* Problem description *
Search the listing below for the word "JSON" and copy each line that holds it.

* Material for this task *
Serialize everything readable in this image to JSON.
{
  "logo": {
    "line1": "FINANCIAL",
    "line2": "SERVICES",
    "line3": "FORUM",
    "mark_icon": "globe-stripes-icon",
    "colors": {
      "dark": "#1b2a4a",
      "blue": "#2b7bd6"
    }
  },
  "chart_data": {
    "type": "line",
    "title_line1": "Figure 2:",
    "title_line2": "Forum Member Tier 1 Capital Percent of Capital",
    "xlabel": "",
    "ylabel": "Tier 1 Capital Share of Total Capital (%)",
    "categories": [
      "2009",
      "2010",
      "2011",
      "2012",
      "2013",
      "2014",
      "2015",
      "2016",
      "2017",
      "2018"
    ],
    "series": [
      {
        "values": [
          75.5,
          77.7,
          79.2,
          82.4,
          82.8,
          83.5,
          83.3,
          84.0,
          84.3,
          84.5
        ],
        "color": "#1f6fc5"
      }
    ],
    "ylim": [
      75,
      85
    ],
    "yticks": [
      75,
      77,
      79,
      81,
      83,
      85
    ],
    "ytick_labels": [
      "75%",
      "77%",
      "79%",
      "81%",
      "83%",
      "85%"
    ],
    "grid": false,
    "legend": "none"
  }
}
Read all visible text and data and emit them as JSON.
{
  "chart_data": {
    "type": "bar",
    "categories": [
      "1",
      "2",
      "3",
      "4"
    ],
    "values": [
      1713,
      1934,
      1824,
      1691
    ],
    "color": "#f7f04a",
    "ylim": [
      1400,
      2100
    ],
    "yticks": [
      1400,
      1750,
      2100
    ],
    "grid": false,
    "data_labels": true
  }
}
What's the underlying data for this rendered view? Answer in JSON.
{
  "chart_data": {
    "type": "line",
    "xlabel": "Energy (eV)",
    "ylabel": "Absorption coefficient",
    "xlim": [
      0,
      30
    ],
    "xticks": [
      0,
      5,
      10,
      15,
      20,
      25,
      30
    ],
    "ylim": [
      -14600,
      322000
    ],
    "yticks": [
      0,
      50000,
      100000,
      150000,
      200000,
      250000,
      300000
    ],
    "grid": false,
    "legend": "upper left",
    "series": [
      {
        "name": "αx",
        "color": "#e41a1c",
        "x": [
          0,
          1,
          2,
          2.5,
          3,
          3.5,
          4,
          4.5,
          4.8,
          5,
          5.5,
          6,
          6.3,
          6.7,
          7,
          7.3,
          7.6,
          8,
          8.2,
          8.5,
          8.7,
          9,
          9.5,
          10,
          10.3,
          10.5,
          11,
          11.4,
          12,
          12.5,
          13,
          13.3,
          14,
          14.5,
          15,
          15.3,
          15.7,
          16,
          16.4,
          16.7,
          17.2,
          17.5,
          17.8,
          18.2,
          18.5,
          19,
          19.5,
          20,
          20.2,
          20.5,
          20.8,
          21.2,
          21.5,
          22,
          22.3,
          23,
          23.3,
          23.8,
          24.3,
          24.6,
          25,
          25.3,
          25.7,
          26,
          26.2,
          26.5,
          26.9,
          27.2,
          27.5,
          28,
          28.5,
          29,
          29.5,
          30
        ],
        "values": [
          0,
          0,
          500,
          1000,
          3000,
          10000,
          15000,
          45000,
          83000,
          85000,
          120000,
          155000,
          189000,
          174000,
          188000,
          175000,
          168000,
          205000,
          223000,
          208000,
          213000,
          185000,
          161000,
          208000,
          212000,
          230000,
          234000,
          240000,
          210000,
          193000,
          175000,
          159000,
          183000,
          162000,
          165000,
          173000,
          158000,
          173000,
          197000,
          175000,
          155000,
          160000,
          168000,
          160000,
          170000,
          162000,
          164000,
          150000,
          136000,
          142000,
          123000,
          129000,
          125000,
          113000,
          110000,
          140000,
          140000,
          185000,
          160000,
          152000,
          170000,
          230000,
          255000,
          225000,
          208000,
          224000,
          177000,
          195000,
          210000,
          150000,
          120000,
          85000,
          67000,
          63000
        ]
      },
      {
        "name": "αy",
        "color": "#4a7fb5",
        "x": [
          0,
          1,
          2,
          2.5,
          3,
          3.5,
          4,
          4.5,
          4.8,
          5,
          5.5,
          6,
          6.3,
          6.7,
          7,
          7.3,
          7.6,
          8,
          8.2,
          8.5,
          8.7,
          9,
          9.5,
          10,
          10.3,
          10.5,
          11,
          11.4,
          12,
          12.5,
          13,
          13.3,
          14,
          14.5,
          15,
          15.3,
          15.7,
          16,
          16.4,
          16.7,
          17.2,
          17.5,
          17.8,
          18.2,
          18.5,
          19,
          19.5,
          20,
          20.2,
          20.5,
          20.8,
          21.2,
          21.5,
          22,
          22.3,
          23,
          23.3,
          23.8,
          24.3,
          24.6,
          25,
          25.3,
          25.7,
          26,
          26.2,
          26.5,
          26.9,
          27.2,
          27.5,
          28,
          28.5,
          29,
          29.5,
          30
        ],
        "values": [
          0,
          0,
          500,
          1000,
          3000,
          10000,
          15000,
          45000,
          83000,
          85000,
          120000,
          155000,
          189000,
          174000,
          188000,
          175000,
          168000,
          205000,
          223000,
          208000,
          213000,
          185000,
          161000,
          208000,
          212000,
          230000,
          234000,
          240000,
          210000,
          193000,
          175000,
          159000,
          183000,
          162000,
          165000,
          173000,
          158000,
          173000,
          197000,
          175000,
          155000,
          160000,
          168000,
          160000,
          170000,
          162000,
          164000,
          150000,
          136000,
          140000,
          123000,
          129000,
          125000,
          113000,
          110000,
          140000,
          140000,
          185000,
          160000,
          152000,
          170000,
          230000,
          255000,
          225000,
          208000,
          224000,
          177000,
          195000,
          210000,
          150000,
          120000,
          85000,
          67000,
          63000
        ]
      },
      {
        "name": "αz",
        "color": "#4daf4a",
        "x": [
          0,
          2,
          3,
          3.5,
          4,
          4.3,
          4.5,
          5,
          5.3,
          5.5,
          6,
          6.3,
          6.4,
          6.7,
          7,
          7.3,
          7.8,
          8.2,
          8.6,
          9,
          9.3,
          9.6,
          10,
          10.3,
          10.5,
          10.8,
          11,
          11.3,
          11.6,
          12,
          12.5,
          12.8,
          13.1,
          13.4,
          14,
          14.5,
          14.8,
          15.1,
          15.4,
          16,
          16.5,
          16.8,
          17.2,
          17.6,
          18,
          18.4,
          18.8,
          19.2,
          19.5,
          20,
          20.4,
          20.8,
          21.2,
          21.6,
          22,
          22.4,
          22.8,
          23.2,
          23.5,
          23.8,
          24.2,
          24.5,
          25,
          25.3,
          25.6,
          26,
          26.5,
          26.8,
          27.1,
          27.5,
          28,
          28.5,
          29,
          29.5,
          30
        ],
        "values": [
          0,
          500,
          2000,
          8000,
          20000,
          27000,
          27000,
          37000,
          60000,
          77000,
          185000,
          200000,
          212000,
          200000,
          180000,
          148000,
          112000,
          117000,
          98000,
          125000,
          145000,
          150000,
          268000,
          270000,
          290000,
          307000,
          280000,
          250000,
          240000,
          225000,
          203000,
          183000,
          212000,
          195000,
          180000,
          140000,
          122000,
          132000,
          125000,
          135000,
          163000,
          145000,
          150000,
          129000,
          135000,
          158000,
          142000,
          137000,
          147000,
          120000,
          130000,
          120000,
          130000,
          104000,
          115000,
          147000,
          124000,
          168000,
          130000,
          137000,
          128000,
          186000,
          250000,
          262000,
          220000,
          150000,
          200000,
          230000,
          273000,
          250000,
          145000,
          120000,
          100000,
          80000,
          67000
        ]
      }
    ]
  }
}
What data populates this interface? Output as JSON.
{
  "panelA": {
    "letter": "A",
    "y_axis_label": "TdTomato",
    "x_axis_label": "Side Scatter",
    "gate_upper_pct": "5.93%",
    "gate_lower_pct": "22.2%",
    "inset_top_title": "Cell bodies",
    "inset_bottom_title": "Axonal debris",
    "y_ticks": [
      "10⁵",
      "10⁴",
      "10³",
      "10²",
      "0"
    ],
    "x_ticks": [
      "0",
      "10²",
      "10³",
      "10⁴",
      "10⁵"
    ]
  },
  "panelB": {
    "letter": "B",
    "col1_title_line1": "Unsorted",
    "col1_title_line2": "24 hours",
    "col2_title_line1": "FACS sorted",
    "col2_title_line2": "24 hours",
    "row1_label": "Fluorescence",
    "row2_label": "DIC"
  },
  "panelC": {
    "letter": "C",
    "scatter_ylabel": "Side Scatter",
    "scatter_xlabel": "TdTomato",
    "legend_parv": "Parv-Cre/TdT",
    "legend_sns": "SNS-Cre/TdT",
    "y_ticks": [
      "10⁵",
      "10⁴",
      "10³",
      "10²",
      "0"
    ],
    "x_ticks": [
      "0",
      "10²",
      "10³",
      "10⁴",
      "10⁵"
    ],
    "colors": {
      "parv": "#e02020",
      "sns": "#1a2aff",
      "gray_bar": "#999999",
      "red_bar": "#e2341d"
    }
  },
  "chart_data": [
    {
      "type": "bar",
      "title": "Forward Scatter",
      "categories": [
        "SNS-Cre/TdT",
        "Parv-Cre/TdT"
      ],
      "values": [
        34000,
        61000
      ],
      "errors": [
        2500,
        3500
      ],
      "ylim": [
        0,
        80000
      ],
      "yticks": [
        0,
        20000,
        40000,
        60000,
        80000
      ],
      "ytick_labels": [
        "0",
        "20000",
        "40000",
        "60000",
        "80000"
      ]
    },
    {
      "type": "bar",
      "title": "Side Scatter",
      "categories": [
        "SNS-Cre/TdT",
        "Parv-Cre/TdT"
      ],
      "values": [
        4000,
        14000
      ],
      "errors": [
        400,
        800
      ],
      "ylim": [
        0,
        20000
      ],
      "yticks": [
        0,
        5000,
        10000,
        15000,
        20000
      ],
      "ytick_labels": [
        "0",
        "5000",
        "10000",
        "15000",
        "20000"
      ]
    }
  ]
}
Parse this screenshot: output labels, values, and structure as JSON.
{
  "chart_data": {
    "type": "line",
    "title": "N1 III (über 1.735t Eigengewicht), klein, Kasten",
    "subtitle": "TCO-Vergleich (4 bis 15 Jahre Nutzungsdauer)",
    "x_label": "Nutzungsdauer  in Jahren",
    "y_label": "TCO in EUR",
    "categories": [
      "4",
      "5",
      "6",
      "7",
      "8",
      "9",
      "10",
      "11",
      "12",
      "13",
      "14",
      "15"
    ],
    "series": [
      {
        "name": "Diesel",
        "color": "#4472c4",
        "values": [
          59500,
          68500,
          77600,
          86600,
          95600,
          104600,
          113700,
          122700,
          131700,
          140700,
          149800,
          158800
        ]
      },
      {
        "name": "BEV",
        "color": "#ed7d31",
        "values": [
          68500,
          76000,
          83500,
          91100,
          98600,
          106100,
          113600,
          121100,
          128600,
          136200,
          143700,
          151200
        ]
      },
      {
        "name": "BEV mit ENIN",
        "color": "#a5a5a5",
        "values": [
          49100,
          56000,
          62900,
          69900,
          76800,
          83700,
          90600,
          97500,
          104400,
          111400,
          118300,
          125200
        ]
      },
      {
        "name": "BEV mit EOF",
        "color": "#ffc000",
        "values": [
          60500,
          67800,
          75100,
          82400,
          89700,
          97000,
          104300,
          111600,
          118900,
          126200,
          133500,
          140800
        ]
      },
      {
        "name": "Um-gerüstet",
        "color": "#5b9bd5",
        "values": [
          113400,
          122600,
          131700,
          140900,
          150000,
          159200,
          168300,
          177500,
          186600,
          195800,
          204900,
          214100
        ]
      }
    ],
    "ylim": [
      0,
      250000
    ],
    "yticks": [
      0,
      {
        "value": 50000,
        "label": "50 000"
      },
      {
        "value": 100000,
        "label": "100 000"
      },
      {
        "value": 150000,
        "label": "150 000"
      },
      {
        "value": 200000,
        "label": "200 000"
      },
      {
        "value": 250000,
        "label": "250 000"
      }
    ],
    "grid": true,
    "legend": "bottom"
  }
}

* Complete output *
Serialize everything readable in this image to JSON.
Read all visible text and data and emit them as JSON.
What's the underlying data for this rendered view? Answer in JSON.
What data populates this interface? Output as JSON.
Parse this screenshot: output labels, values, and structure as JSON.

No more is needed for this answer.